(Stated exercise): Find each line in the items below that contains the string "悬壁梁缺口冲击强度" (case counts) and copy those lines in full.

(Record excerpts):
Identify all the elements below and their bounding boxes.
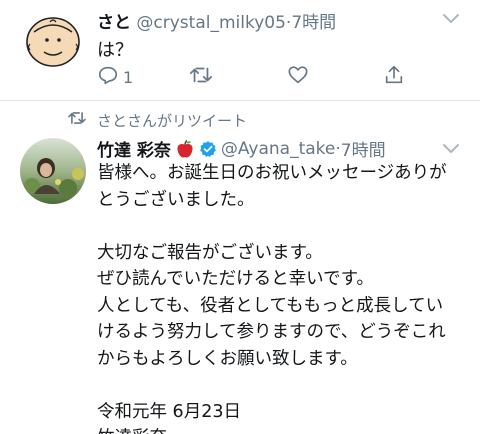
- tweet-header: 竹達 彩奈 @Ayana_take · 7時間: [97, 136, 386, 162]
- retweet-icon: [189, 64, 213, 90]
- tweet-line: けるよう努力して参りますので、どうぞこれ: [97, 322, 446, 342]
- chevron-down-icon[interactable]: [442, 10, 460, 29]
- retweet-button[interactable]: [189, 64, 217, 90]
- tweet-line: 皆様へ。お誕生日のお祝いメッセージありが: [97, 163, 447, 183]
- tweet-text: 皆様へ。お誕生日のお祝いメッセージありが とうございました。 大切なご報告がござ…: [97, 160, 467, 434]
- verified-icon: [199, 140, 217, 158]
- avatar[interactable]: [22, 12, 84, 74]
- tweet-card[interactable]: さと @crystal_milky05·7時間 は？ 1: [0, 0, 480, 100]
- tweet-line: からもよろしくお願い致します。: [97, 348, 358, 369]
- tweet-line: 人としても、役者としてももっと成長してい: [97, 295, 444, 316]
- retweet-banner[interactable]: さとさんがリツイート: [67, 110, 247, 130]
- share-button[interactable]: [383, 64, 405, 90]
- tweet-time[interactable]: 7時間: [291, 13, 336, 33]
- share-icon: [383, 64, 405, 90]
- divider: [0, 100, 480, 101]
- retweet-icon: [67, 110, 87, 130]
- author-handle[interactable]: @Ayana_take: [221, 139, 335, 159]
- reply-icon: [97, 64, 119, 90]
- like-button[interactable]: [287, 64, 313, 90]
- apple-emoji: [175, 139, 195, 159]
- tweet-time[interactable]: 7時間: [341, 136, 386, 161]
- tweet-line: 大切なご報告がございます。: [97, 242, 323, 263]
- author-name[interactable]: 竹達 彩奈: [97, 136, 171, 161]
- chevron-down-icon[interactable]: [442, 140, 460, 159]
- tweet-line: 令和元年 6月23日: [97, 401, 241, 422]
- reply-count: 1: [123, 67, 134, 87]
- tweet-line: とうございました。: [97, 189, 255, 210]
- avatar[interactable]: [20, 138, 86, 204]
- tweet-header: さと @crystal_milky05·7時間: [97, 8, 336, 33]
- like-icon: [287, 64, 309, 90]
- tweet-text: は？: [97, 40, 133, 61]
- reply-button[interactable]: 1: [97, 64, 133, 90]
- retweet-banner-text: さとさんがリツイート: [97, 111, 248, 130]
- tweet-line: 竹達彩奈: [97, 425, 467, 434]
- author-name[interactable]: さと: [97, 13, 131, 33]
- tweet-actions: 1: [97, 64, 427, 90]
- tweet-line: ぜひ読んでいただけると幸いです。: [97, 269, 374, 289]
- author-handle[interactable]: @crystal_milky05: [136, 13, 286, 33]
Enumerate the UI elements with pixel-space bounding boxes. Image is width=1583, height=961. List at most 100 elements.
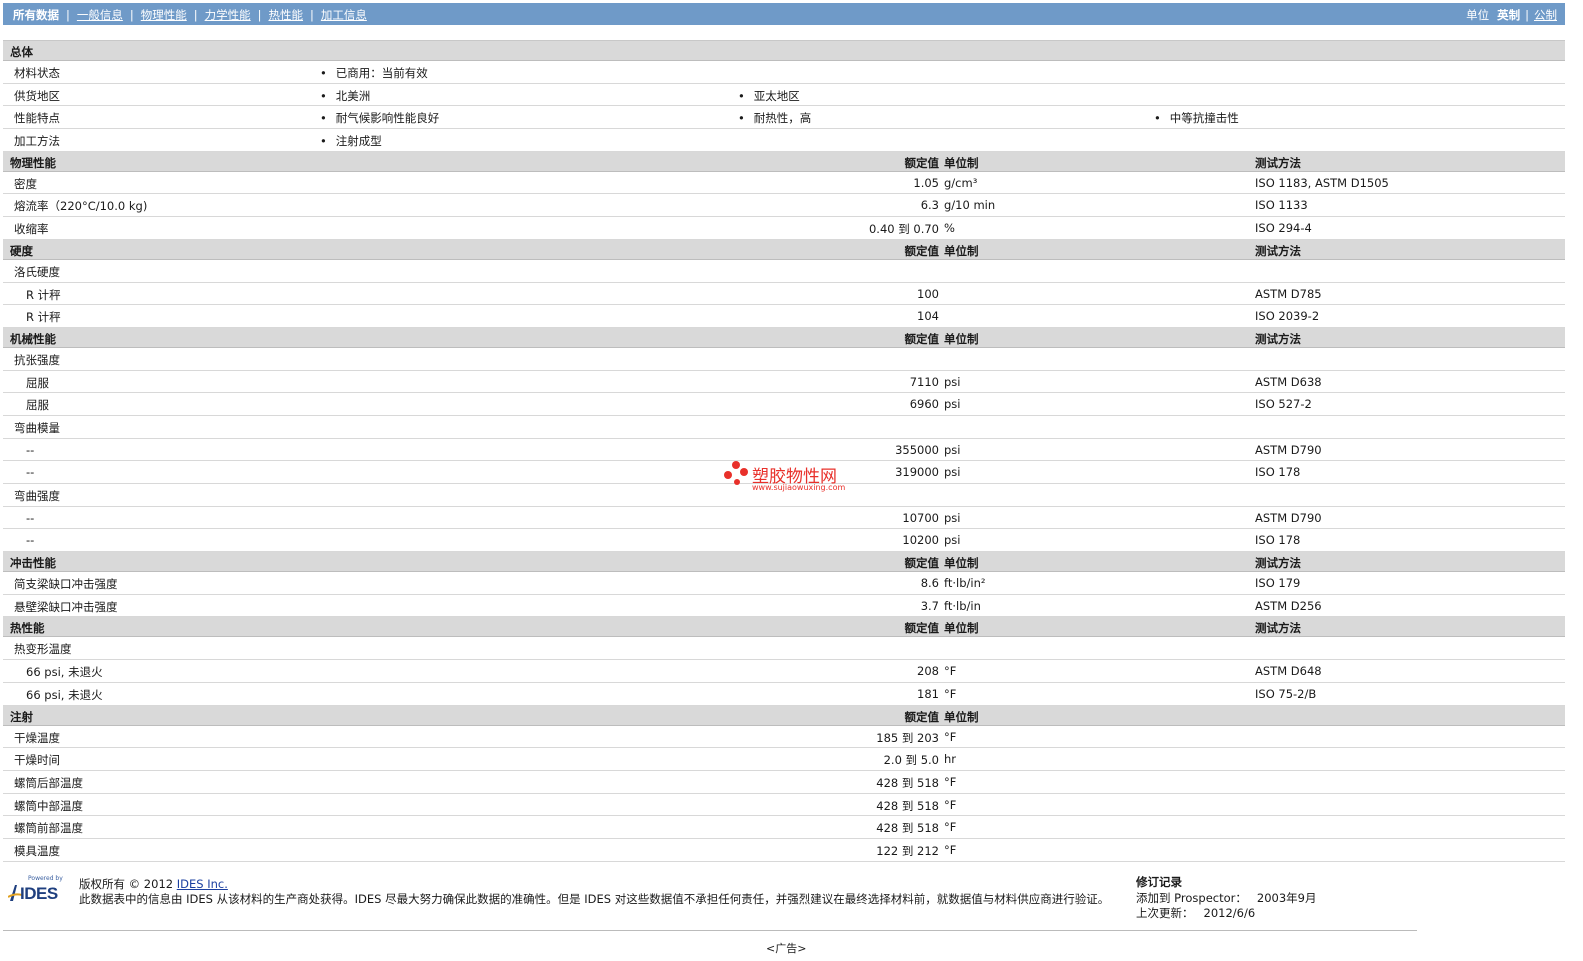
row-unit: psi xyxy=(944,374,961,389)
row-test-method: ASTM D790 xyxy=(1255,442,1322,457)
section-title: 热性能 xyxy=(10,621,45,636)
bullet-value: 已商用：当前有效 xyxy=(320,65,428,81)
group-label: 洛氏硬度 xyxy=(14,264,60,279)
row-unit: ft·lb/in xyxy=(944,598,981,613)
row-unit: ft·lb/in² xyxy=(944,576,986,591)
watermark-dot xyxy=(740,468,748,476)
row-unit: °F xyxy=(944,729,957,744)
watermark-logo: 塑胶物性网 www.sujiaowuxing.com xyxy=(722,459,862,495)
row-label: 悬壁梁缺口冲击强度 xyxy=(14,599,118,614)
group-label: 抗张强度 xyxy=(14,352,60,367)
group-row: 抗张强度 xyxy=(3,348,1565,371)
watermark-dot xyxy=(734,479,740,485)
disclaimer: 此数据表中的信息由 IDES 从该材料的生产商处获得。IDES 尽最大努力确保此… xyxy=(79,892,1110,906)
nav-mechanical[interactable]: 力学性能 xyxy=(205,7,251,23)
unit-imperial: 英制 xyxy=(1497,8,1521,22)
table-row: 熔流率（220°C/10.0 kg) 6.3 g/10 min ISO 1133 xyxy=(3,194,1565,218)
table-row: 简支梁缺口冲击强度 8.6 ft·lb/in² ISO 179 xyxy=(3,572,1565,595)
row-unit: psi xyxy=(944,533,961,548)
row-unit: % xyxy=(944,221,955,236)
row-label: 模具温度 xyxy=(14,843,60,858)
row-label: -- xyxy=(26,465,35,480)
row-test-method: ISO 1183, ASTM D1505 xyxy=(1255,175,1389,190)
row-test-method: ISO 294-4 xyxy=(1255,221,1312,236)
row-value: 100 xyxy=(917,286,939,301)
ad-label: <广告> xyxy=(766,942,807,955)
row-unit: °F xyxy=(944,686,957,701)
table-row: 收缩率 0.40 到 0.70 % ISO 294-4 xyxy=(3,217,1565,240)
row-label: 干燥时间 xyxy=(14,753,60,768)
table-row: 加工方法 注射成型 xyxy=(3,129,1565,152)
nav-separator: | xyxy=(66,8,70,22)
table-row: 密度 1.05 g/cm³ ISO 1183, ASTM D1505 xyxy=(3,172,1565,195)
row-value: 10200 xyxy=(902,533,939,548)
table-row: 屈服 6960 psi ISO 527-2 xyxy=(3,393,1565,416)
top-nav-bar: 所有数据 | 一般信息 | 物理性能 | 力学性能 | 热性能 | 加工信息 单… xyxy=(3,3,1565,25)
row-label: R 计秤 xyxy=(26,287,61,302)
row-unit: g/cm³ xyxy=(944,175,978,190)
nav-separator: | xyxy=(310,8,314,22)
row-value: 181 xyxy=(917,686,939,701)
row-value: 2.0 到 5.0 xyxy=(883,753,939,768)
row-label: 螺筒前部温度 xyxy=(14,821,83,836)
row-value: 208 xyxy=(917,664,939,679)
table-row: 66 psi, 未退火 181 °F ISO 75-2/B xyxy=(3,683,1565,706)
row-label: 加工方法 xyxy=(14,134,60,149)
row-test-method: ISO 179 xyxy=(1255,576,1301,591)
unit-separator: | xyxy=(1525,8,1529,22)
logo-brand: IDES xyxy=(20,884,58,903)
row-value: 122 到 212 xyxy=(876,843,939,858)
nav-separator: | xyxy=(193,8,198,22)
table-row: 干燥时间 2.0 到 5.0 hr xyxy=(3,748,1565,771)
section-physical: 物理性能 额定值 单位制 测试方法 xyxy=(3,151,1565,172)
row-label: 熔流率（220°C/10.0 kg) xyxy=(14,199,148,214)
row-unit: °F xyxy=(944,842,957,857)
nav-thermal[interactable]: 热性能 xyxy=(269,7,304,23)
watermark-dot xyxy=(724,471,732,479)
table-row: 模具温度 122 到 212 °F xyxy=(3,839,1565,862)
row-label: 材料状态 xyxy=(14,66,60,80)
group-row: 热变形温度 xyxy=(3,637,1565,661)
revision-added: 添加到 Prospector： 2003年9月 xyxy=(1136,890,1316,906)
ides-link[interactable]: IDES Inc. xyxy=(177,877,228,891)
table-row: 供货地区 北美洲 亚太地区 xyxy=(3,84,1565,107)
row-value: 428 到 518 xyxy=(876,821,939,836)
row-label: 密度 xyxy=(14,176,37,191)
group-label: 热变形温度 xyxy=(14,642,72,657)
row-unit: °F xyxy=(944,774,957,789)
row-value: 428 到 518 xyxy=(876,775,939,790)
row-label: -- xyxy=(26,533,35,548)
nav-physical[interactable]: 物理性能 xyxy=(141,7,187,23)
section-mechanical: 机械性能 额定值 单位制 测试方法 xyxy=(3,327,1565,348)
row-unit: °F xyxy=(944,664,957,679)
section-nav: 所有数据 | 一般信息 | 物理性能 | 力学性能 | 热性能 | 加工信息 xyxy=(13,7,367,23)
bullet-value: 耐热性，高 xyxy=(738,110,812,126)
nav-separator: | xyxy=(129,8,134,22)
revision-title: 修订记录 xyxy=(1136,875,1182,889)
table-row: 悬壁梁缺口冲击强度 3.7 ft·lb/in ASTM D256 xyxy=(3,595,1565,618)
table-row: R 计秤 104 ISO 2039-2 xyxy=(3,305,1565,328)
nav-general-info[interactable]: 一般信息 xyxy=(77,7,123,23)
row-unit: psi xyxy=(944,442,961,457)
row-unit: psi xyxy=(944,397,961,412)
nav-all-data[interactable]: 所有数据 xyxy=(13,7,59,23)
table-row: -- 10200 psi ISO 178 xyxy=(3,529,1565,553)
nav-processing[interactable]: 加工信息 xyxy=(321,7,367,23)
group-label: 弯曲模量 xyxy=(14,420,60,435)
bullet-value: 耐气候影响性能良好 xyxy=(320,110,440,126)
header-unit: 单位制 xyxy=(944,621,979,636)
table-row: 螺筒前部温度 428 到 518 °F xyxy=(3,816,1565,839)
header-value: 额定值 xyxy=(904,556,940,571)
table-row: -- 10700 psi ASTM D790 xyxy=(3,507,1565,530)
ides-logo[interactable]: Powered by IDES xyxy=(8,875,74,905)
row-value: 6960 xyxy=(909,397,939,412)
unit-metric-link[interactable]: 公制 xyxy=(1534,7,1557,23)
table-row: R 计秤 100 ASTM D785 xyxy=(3,283,1565,306)
watermark-dot xyxy=(732,461,740,469)
row-unit: psi xyxy=(944,465,961,480)
header-test-method: 测试方法 xyxy=(1255,621,1301,636)
header-value: 额定值 xyxy=(904,155,940,170)
row-value: 185 到 203 xyxy=(876,730,939,745)
section-title: 冲击性能 xyxy=(10,556,56,571)
bullet-value: 亚太地区 xyxy=(738,88,800,104)
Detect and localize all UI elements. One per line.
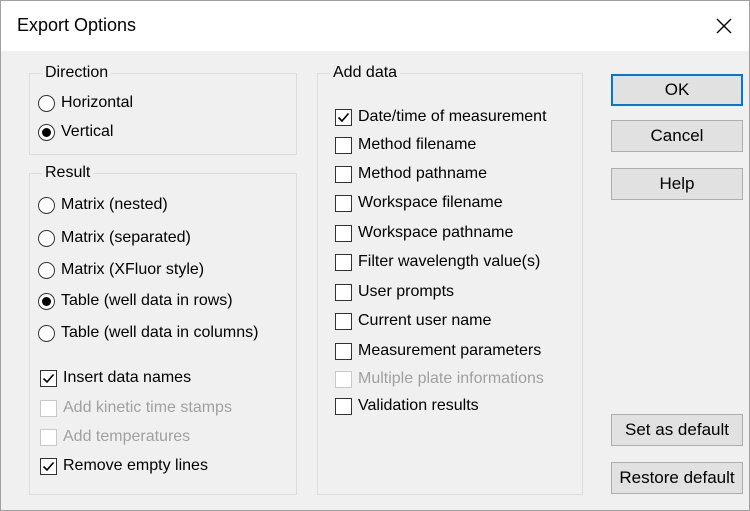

(Answer in full):
row-label: 悬壁梁缺口冲击强度 xyxy=(14,599,118,614)
table-row: 悬壁梁缺口冲击强度 3.7 ft·lb/in ASTM D256 xyxy=(3,595,1565,618)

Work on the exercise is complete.